> **Document excerpt**:
►

We knew people like that once, they would descend, settle in and never go until really late at night until the time when DH had to ask them to go because we were exhausted - they never spoke to us again
grin

Yogagirl Sat 30-Dec-17 09:18:11

I'm glad to hear you have decided to be kind to your friend WW that's what I was going to suggest. I take it she has no C or H, so is alone. I think she would be more than a little hurt if you dumped her, she may see you as family, as she hasn't any. So just see her from time to time for coffee and if she calls round, say you are about to get in the shower, going out etc. and don't invite her in. Good luck.

I have a similar thing with a neighbour that lives in the next road. He offered to look after my little dog whilst I was away on a working holiday, I accepted his offer. He has now looked after my little dog for about 5yrs. I take him out for lunch as a thank you. However, he now seems to think he's part of my family, buys my granddaughter lovely presents and same for my D's first wedding ann. He has been very good & helpful, when my GD was born and I was still at the hospital with my D the next morning after the night before, he went round and got my little dog for the day, When I had to have a little op he took me to the hospital early morning, even though I said I was fine getting a taxi.
He knocks on my door at random times, that's how he got to meet my D&GD, and I would ask him in. He always seems to knock on the door just as I've got out the shower tchangry Anyway, I now don't ask him in if he knocks, even when he bears gifts & chats on the doorstep for ages. This Xmas he bought me a fabulous swaravski crystal heart necklace & matching earings, I looked on-line to see how much it cost £163! tchconfused

MawBroon Sat 30-Dec-17 09:24:58

Some excellent advice here, but it also flags up the danger of being that “needy person” and my fear of it. I always ask if it is a good time when I ring or call on a friend and hope to goodness they are not just being polite when I am assured it is fine. I dread that they might heave a sigh of relief and sigh “Thank goodness” when I go ???

◄

Collected data
►

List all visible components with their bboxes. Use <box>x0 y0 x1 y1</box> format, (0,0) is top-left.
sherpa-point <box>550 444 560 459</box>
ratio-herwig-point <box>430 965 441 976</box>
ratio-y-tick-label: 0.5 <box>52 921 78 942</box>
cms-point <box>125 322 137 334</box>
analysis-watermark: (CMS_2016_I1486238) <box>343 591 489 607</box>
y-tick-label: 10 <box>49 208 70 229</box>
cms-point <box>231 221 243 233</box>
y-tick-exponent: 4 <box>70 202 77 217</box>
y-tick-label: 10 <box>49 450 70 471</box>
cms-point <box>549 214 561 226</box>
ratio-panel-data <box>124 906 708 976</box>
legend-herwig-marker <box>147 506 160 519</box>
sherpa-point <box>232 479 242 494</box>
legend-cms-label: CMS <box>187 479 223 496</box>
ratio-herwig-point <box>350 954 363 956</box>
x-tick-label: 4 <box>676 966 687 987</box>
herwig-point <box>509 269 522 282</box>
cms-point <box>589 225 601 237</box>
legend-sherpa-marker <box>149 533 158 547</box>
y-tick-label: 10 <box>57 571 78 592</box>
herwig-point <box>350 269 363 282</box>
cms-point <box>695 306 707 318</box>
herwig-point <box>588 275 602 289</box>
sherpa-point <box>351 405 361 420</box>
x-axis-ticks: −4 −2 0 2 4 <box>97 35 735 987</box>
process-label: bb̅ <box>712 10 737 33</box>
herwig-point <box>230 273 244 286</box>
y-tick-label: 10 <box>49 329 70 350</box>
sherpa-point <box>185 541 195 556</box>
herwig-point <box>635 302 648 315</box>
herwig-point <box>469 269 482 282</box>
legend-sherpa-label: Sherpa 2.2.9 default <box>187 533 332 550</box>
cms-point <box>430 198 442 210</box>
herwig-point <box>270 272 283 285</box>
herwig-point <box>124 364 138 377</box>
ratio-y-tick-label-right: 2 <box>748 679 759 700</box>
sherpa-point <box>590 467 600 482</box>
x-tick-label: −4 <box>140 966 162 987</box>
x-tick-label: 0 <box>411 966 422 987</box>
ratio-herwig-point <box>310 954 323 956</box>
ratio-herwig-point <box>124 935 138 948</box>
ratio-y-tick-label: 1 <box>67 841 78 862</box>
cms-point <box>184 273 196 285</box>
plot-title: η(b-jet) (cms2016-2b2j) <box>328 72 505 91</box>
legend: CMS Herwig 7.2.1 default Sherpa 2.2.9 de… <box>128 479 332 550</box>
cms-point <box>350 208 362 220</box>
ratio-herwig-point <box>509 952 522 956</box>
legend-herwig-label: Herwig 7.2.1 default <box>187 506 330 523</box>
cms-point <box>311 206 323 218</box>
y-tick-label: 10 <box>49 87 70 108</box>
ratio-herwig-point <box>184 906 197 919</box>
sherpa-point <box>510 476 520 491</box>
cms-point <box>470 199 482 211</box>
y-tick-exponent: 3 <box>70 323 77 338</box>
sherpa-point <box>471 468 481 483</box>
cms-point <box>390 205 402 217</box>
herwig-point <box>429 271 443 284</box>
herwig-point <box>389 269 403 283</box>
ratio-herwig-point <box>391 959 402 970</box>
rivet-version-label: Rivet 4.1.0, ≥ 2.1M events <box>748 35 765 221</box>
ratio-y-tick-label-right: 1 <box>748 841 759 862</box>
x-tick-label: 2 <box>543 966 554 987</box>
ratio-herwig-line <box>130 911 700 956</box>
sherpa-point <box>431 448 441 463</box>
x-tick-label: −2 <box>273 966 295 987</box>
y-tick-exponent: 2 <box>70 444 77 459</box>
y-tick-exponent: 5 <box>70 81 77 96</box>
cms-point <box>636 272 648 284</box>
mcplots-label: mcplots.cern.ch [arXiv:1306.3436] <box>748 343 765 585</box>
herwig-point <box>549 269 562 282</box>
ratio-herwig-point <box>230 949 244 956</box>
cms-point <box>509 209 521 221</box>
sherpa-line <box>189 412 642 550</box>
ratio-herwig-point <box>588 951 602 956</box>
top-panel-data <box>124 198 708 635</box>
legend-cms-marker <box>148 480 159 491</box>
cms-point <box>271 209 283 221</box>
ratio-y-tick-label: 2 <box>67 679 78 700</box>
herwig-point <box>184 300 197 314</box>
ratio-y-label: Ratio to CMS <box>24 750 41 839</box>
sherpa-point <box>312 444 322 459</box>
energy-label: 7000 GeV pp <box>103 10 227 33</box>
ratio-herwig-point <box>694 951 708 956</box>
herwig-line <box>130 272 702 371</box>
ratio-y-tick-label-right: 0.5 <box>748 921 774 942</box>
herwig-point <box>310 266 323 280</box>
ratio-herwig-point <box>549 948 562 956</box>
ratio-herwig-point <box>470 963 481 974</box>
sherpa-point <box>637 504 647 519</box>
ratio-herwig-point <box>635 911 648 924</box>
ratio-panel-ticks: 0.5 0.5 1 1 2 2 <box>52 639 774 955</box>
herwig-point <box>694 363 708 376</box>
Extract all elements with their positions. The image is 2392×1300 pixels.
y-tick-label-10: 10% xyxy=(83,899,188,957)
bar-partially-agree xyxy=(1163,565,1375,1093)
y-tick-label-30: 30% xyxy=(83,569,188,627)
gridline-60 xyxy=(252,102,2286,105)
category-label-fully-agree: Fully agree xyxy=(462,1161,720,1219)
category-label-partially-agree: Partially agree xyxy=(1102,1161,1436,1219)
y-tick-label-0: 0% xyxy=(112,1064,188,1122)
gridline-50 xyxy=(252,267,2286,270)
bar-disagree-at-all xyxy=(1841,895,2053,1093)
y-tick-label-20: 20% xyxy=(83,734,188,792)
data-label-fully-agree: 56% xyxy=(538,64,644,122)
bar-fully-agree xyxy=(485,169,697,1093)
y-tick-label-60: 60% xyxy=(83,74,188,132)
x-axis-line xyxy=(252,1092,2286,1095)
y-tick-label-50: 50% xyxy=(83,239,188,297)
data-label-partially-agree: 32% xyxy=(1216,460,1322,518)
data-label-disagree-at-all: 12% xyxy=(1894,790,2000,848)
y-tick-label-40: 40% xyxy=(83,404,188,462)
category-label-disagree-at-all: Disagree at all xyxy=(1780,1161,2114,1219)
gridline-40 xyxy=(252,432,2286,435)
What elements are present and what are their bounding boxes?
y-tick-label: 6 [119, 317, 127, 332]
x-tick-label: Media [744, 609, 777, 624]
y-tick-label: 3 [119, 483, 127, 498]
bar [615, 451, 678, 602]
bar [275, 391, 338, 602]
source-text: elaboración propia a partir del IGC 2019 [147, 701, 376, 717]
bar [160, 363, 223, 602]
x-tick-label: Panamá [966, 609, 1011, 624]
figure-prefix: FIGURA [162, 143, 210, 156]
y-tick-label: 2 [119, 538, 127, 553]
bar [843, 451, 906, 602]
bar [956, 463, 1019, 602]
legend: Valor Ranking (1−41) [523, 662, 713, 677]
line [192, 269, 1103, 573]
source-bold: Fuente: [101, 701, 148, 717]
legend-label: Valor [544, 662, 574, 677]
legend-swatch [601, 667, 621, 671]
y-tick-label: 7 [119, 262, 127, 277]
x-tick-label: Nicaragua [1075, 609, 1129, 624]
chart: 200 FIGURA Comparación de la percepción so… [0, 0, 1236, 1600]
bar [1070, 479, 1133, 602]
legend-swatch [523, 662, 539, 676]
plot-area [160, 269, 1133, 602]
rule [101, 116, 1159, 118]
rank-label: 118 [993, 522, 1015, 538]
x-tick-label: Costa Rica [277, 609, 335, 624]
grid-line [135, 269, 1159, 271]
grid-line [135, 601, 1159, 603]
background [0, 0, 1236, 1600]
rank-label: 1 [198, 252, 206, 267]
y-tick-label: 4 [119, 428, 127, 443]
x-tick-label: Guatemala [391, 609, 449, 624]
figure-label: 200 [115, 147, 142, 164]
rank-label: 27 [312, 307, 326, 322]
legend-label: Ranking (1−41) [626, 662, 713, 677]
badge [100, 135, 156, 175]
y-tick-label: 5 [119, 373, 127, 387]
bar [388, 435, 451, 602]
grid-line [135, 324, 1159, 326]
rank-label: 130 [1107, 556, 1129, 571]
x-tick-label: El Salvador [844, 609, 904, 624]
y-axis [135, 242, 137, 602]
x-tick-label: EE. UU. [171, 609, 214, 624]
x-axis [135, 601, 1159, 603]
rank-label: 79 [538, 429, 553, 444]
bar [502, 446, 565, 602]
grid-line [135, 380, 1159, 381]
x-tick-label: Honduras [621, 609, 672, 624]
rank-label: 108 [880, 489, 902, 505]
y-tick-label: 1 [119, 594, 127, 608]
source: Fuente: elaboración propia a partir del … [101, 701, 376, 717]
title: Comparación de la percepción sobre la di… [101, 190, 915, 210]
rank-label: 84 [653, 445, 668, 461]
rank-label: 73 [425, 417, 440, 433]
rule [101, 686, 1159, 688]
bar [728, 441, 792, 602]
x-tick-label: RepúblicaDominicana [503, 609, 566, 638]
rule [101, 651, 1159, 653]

◄

> **Work to complete**:
1. In the forum discussion, for about how long has the neighbour been looking after the little dog?
2. Print the forum discussion between "Yogagirl Sat 30-Dec-17" and "in. Good luck.", inclusive.
3. Carry on the forum discussion from the point where it stops.
These records come from a separate source.

> **Exercise answers**:
1. About five years.

2.
Yogagirl Sat 30-Dec-17 09:18:11

I'm glad to hear you have decided to be kind to your friend WW that's what I was going to suggest. I take it she has no C or H, so is alone. I think she would be more than a little hurt if you dumped her, she may see you as family, as she hasn't any. So just see her from time to time for coffee and if she calls round, say you are about to get in the shower, going out etc. and don't invite her in. Good luck.

3.
jeanie99 Sat 30-Dec-17 09:46:46

Dropping in and then knowing you and hubby are unwell and not making a quick retreat is not very considerate to say the least.
I am not one for dropping in on people because I myself wouldn't want friends to do that. It is just good manners to find out first if it is convenient.
In addition to this the fact that on your cafe dates she expects you to pay each time is a no no.
What type of person would do this to a friend. She as never considered that you might have money problems.
Next time she turns up just say Oh I'm sorry but we were just getting ready to go out, could you ring next time or text and say goodbye.
Sometimes it's best to let friendships naturally finish she appears to me a very selfish person who only considers her own needs.

jenpax Sat 30-Dec-17 09:47:03

I always drop a chatty text to a friend as a prelude to suggesting a meet up. I never invite myself round but will ask if they fancy meeting for a coffee/lunch/drink and leave it nice and open ended that way either side can make graceful excuses if the time/date suggested is inconvenient

jeanie99 Sat 30-Dec-17 09:51:15

Yogagirl
I would be horrified to think someone had paid so much money for a gift. He clearly thinks your relationship is more than you believe it is.
I would return the gift in question without a moments hesitation.

inishowen Sat 30-Dec-17 12:44:17

Last Christmas our family had just sat down to eat our Christmas dinner. The doorbell went, hubby went to answer, and it was a Russian family he knows. Of course he invited them in, got them drinks etc., The rest of us were in the dining room eating our lovely dinner. Hubby's dinner went cold. We were all a bit cross that anyone would call on Christmas Day without an invitation. I don't know if it's a cultural difference, but we would never call anywhere on christmas Day.

As for your friend, she sounds like a pain in the backside! Keep her at arms length. Yes meet for coffee, and say quite clearly that you are paying half each. Is it possible to ignore the doorbell when she turned up at your house?